Data tied to figure images
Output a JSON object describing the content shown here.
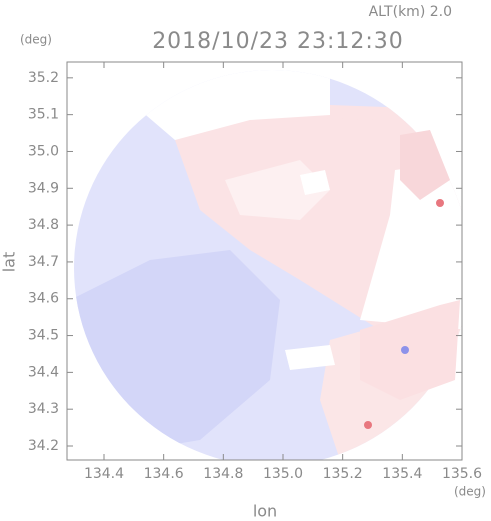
{
  "chart_data": {
    "type": "map",
    "title": "2018/10/23 23:12:30",
    "subtitle": "ALT(km) 2.0",
    "x_label": "lon",
    "y_label": "lat",
    "x_unit": "(deg)",
    "y_unit": "(deg)",
    "xlim": [
      134.276,
      135.6
    ],
    "ylim": [
      34.162,
      35.243
    ],
    "xticks": [
      134.4,
      134.6,
      134.8,
      {
        "value": 135,
        "label": "135.0"
      },
      135.2,
      135.4,
      135.6
    ],
    "yticks": [
      {
        "value": 35.2,
        "label": "35.2"
      },
      35.1,
      {
        "value": 35,
        "label": "35.0"
      },
      34.9,
      34.8,
      34.7,
      34.6,
      34.5,
      34.4,
      34.3,
      34.2
    ]
  }
}
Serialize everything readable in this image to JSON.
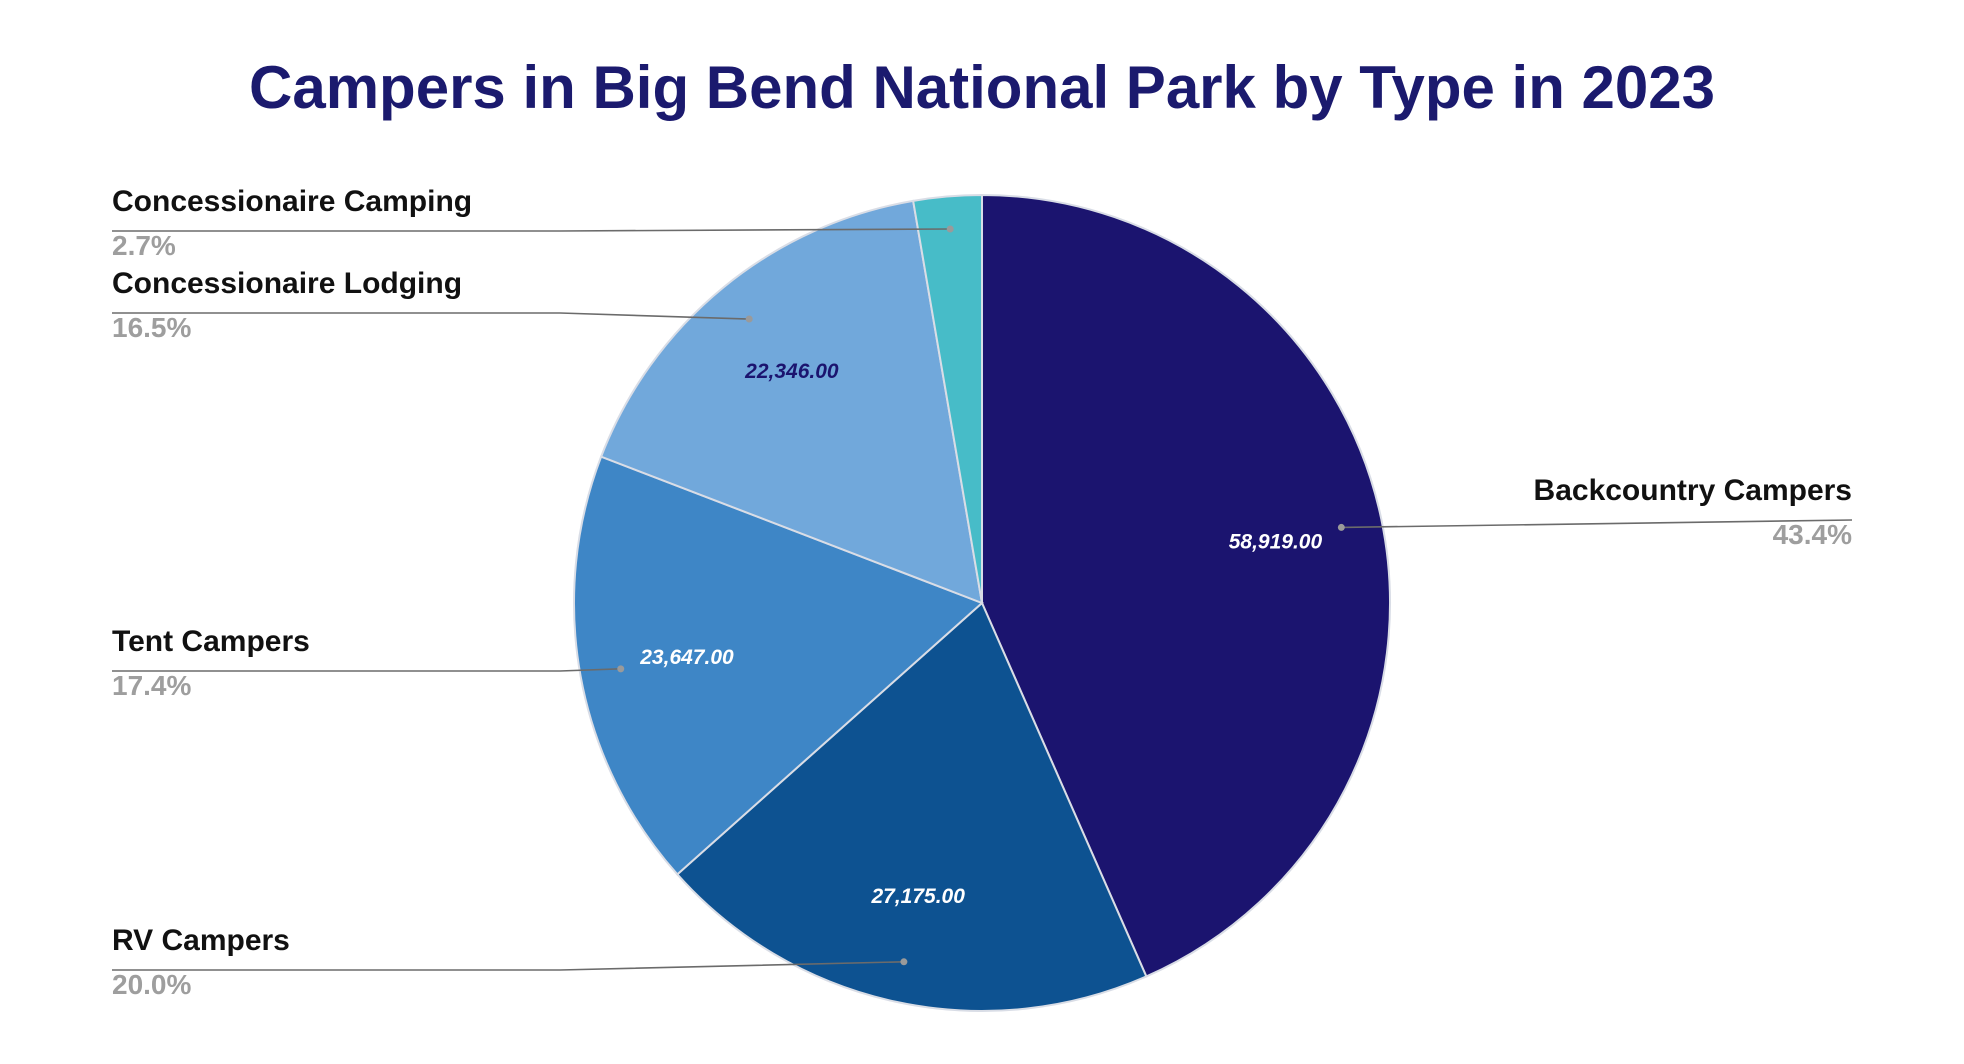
{
  "chart_data": {
    "type": "pie",
    "title": "Campers in Big Bend National Park by Type in 2023",
    "slices": [
      {
        "label": "Backcountry Campers",
        "value": 58919,
        "value_label": "58,919.00",
        "percent_label": "43.4%",
        "color": "#1b146f",
        "value_label_color": "#ffffff"
      },
      {
        "label": "RV Campers",
        "value": 27175,
        "value_label": "27,175.00",
        "percent_label": "20.0%",
        "color": "#0d5291",
        "value_label_color": "#ffffff"
      },
      {
        "label": "Tent Campers",
        "value": 23647,
        "value_label": "23,647.00",
        "percent_label": "17.4%",
        "color": "#3e86c6",
        "value_label_color": "#ffffff"
      },
      {
        "label": "Concessionaire Lodging",
        "value": 22346,
        "value_label": "22,346.00",
        "percent_label": "16.5%",
        "color": "#71a8db",
        "value_label_color": "#1b146f"
      },
      {
        "label": "Concessionaire Camping",
        "value": 3664,
        "value_label": "",
        "percent_label": "2.7%",
        "color": "#47bcc8",
        "value_label_color": "#ffffff"
      }
    ],
    "start_angle": "12 o'clock",
    "direction": "clockwise",
    "legend": "leader-line labels beside slices"
  }
}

■ GOAL OF THE EXERCISE:
Read the data above. Pull out each line in which the string "Concessionaire" appears.

■ ANSWER BELOW:
        "label": "Concessionaire Lodging",
        "label": "Concessionaire Camping",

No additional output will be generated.